THE EXERCISE: Say how many lines include the word "Exams", using only a number.

Dataset records
## START
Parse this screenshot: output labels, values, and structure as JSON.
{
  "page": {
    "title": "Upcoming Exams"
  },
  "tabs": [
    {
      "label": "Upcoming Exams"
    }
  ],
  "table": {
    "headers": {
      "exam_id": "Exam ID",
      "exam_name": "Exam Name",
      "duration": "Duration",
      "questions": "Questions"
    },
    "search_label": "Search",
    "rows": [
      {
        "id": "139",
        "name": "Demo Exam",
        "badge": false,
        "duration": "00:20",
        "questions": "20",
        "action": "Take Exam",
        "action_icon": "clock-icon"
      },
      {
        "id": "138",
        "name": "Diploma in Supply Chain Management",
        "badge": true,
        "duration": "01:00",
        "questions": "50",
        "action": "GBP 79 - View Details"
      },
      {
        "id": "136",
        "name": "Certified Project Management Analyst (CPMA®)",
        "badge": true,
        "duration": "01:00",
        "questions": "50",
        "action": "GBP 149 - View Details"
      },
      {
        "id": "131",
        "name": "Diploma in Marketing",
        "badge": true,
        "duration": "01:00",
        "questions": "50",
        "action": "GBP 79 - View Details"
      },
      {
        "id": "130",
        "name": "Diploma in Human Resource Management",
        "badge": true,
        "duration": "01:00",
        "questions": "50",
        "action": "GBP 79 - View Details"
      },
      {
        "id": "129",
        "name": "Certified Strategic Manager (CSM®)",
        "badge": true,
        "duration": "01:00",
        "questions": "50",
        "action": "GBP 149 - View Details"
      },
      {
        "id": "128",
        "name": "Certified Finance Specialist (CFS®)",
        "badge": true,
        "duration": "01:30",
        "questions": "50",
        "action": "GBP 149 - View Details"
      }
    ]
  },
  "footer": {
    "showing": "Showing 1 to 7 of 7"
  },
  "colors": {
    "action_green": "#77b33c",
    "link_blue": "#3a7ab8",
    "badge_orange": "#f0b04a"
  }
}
## END
EXERCISE RESPONSE: 2